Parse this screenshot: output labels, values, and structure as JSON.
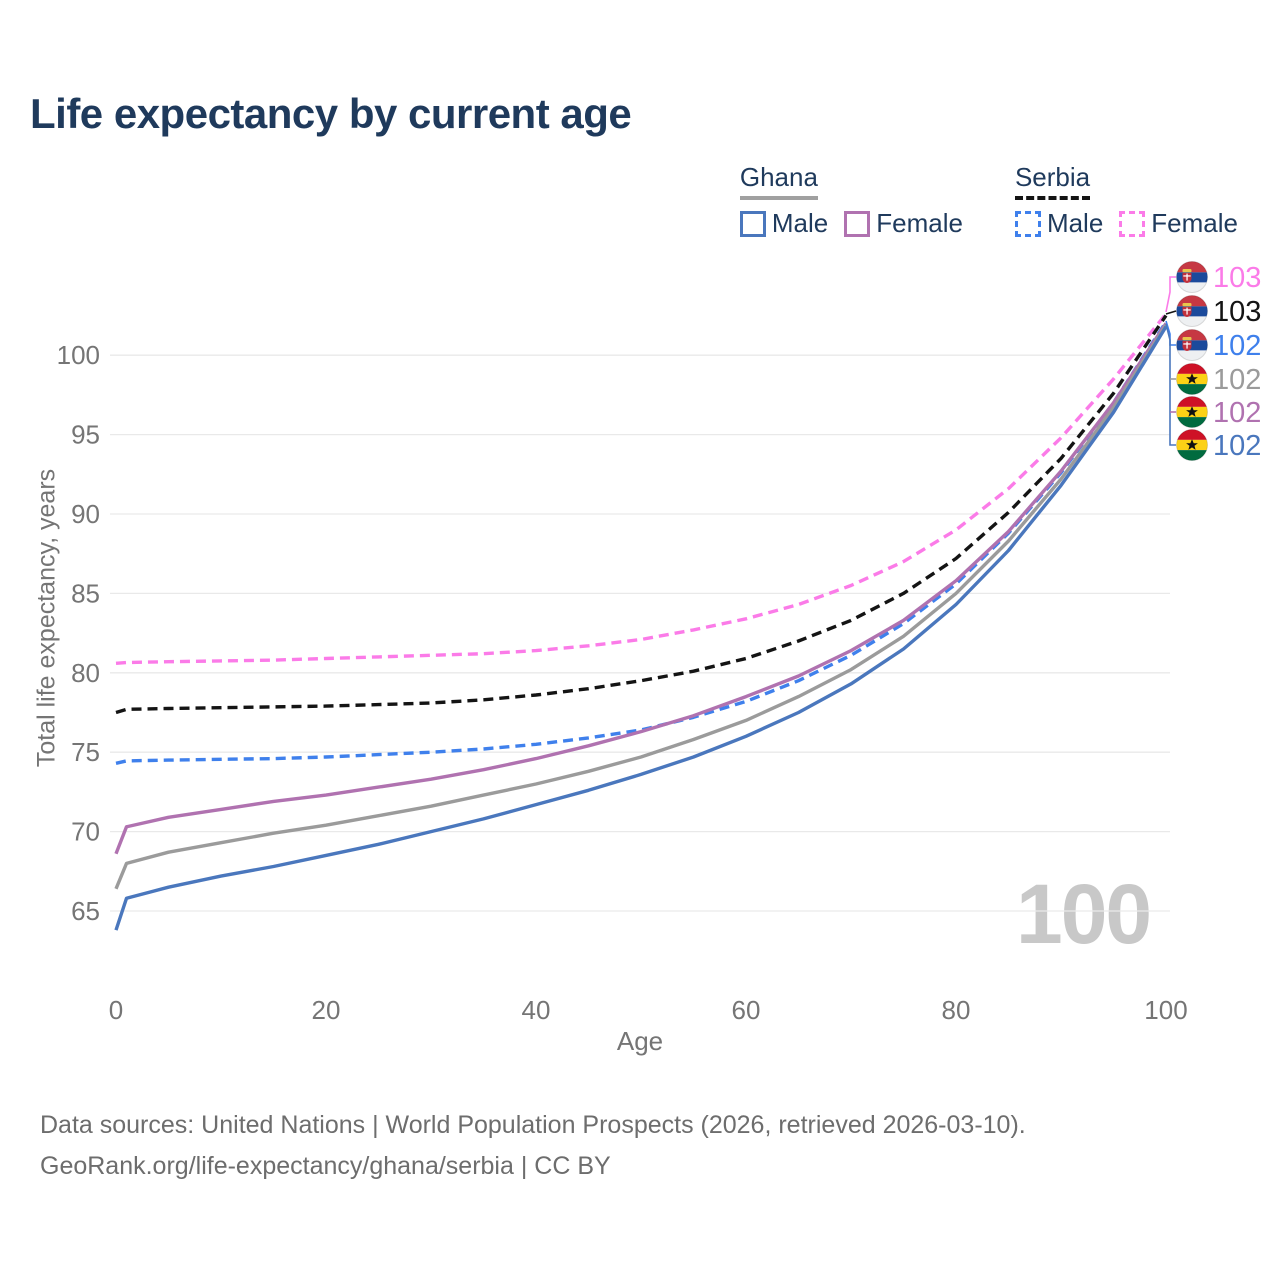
{
  "header": {
    "title": "Life expectancy by current age"
  },
  "legend": {
    "groups": [
      {
        "country": "Ghana",
        "line_style": "solid",
        "underline_color": "#a0a0a0",
        "entries": [
          {
            "label": "Male",
            "color": "#4a77bd",
            "dashed": false
          },
          {
            "label": "Female",
            "color": "#b072b0",
            "dashed": false
          }
        ]
      },
      {
        "country": "Serbia",
        "line_style": "dashed",
        "underline_color": "#141414",
        "entries": [
          {
            "label": "Male",
            "color": "#3f80ec",
            "dashed": true
          },
          {
            "label": "Female",
            "color": "#fb7be8",
            "dashed": true
          }
        ]
      }
    ]
  },
  "main": {
    "watermark_age": "100"
  },
  "chart_data": {
    "type": "line",
    "title": "Life expectancy by current age",
    "xlabel": "Age",
    "ylabel": "Total life expectancy, years",
    "xlim": [
      0,
      100
    ],
    "ylim": [
      63,
      104
    ],
    "xticks": [
      0,
      20,
      40,
      60,
      80,
      100
    ],
    "yticks": [
      65,
      70,
      75,
      80,
      85,
      90,
      95,
      100
    ],
    "grid": "horizontal",
    "legend_position": "top-right",
    "x_ages": [
      0,
      1,
      5,
      10,
      15,
      20,
      25,
      30,
      35,
      40,
      45,
      50,
      55,
      60,
      65,
      70,
      75,
      80,
      85,
      90,
      95,
      100
    ],
    "series": [
      {
        "name": "Serbia Female",
        "country": "Serbia",
        "sex": "Female",
        "style": "dashed",
        "color": "#fb7be8",
        "values": [
          80.6,
          80.65,
          80.7,
          80.75,
          80.8,
          80.9,
          81.0,
          81.1,
          81.2,
          81.4,
          81.7,
          82.1,
          82.7,
          83.4,
          84.3,
          85.5,
          87.0,
          89.0,
          91.6,
          94.8,
          98.5,
          102.6
        ]
      },
      {
        "name": "Serbia Both sexes",
        "country": "Serbia",
        "sex": "Both",
        "style": "dashed",
        "color": "#141414",
        "values": [
          77.5,
          77.7,
          77.75,
          77.8,
          77.85,
          77.9,
          78.0,
          78.1,
          78.3,
          78.6,
          79.0,
          79.5,
          80.1,
          80.9,
          82.0,
          83.3,
          85.0,
          87.2,
          90.1,
          93.5,
          97.6,
          102.5
        ]
      },
      {
        "name": "Serbia Male",
        "country": "Serbia",
        "sex": "Male",
        "style": "dashed",
        "color": "#3f80ec",
        "values": [
          74.3,
          74.45,
          74.5,
          74.55,
          74.6,
          74.7,
          74.85,
          75.0,
          75.2,
          75.5,
          75.9,
          76.4,
          77.2,
          78.2,
          79.5,
          81.1,
          83.1,
          85.6,
          88.8,
          92.6,
          97.0,
          102.1
        ]
      },
      {
        "name": "Ghana Female",
        "country": "Ghana",
        "sex": "Female",
        "style": "solid",
        "color": "#b072b0",
        "values": [
          68.6,
          70.3,
          70.9,
          71.4,
          71.9,
          72.3,
          72.8,
          73.3,
          73.9,
          74.6,
          75.4,
          76.3,
          77.3,
          78.5,
          79.8,
          81.4,
          83.3,
          85.8,
          88.9,
          92.7,
          97.0,
          102.0
        ]
      },
      {
        "name": "Ghana Both sexes",
        "country": "Ghana",
        "sex": "Both",
        "style": "solid",
        "color": "#9b9b9b",
        "values": [
          66.4,
          68.0,
          68.7,
          69.3,
          69.9,
          70.4,
          71.0,
          71.6,
          72.3,
          73.0,
          73.8,
          74.7,
          75.8,
          77.0,
          78.5,
          80.2,
          82.3,
          85.0,
          88.3,
          92.2,
          96.7,
          101.9
        ]
      },
      {
        "name": "Ghana Male",
        "country": "Ghana",
        "sex": "Male",
        "style": "solid",
        "color": "#4a77bd",
        "values": [
          63.8,
          65.8,
          66.5,
          67.2,
          67.8,
          68.5,
          69.2,
          70.0,
          70.8,
          71.7,
          72.6,
          73.6,
          74.7,
          76.0,
          77.5,
          79.3,
          81.5,
          84.3,
          87.7,
          91.8,
          96.4,
          101.8
        ]
      }
    ],
    "end_labels": [
      {
        "series": "Serbia Female",
        "country": "Serbia",
        "value": "103",
        "color": "#fb7be8"
      },
      {
        "series": "Serbia Both sexes",
        "country": "Serbia",
        "value": "103",
        "color": "#141414"
      },
      {
        "series": "Serbia Male",
        "country": "Serbia",
        "value": "102",
        "color": "#3f80ec"
      },
      {
        "series": "Ghana Both sexes",
        "country": "Ghana",
        "value": "102",
        "color": "#9b9b9b"
      },
      {
        "series": "Ghana Female",
        "country": "Ghana",
        "value": "102",
        "color": "#b072b0"
      },
      {
        "series": "Ghana Male",
        "country": "Ghana",
        "value": "102",
        "color": "#4a77bd"
      }
    ]
  },
  "footer": {
    "line1": "Data sources: United Nations | World Population Prospects (2026, retrieved 2026-03-10).",
    "line2": "GeoRank.org/life-expectancy/ghana/serbia | CC BY"
  }
}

### EXERCISE AIM
Select the lines that carry the string "Female" and copy them.

### OUTPUT FOR THIS EXERCISE
            "label": "Female",
            "label": "Female",
        "name": "Serbia Female",
        "sex": "Female",
        "name": "Ghana Female",
        "sex": "Female",
        "series": "Serbia Female",
        "series": "Ghana Female",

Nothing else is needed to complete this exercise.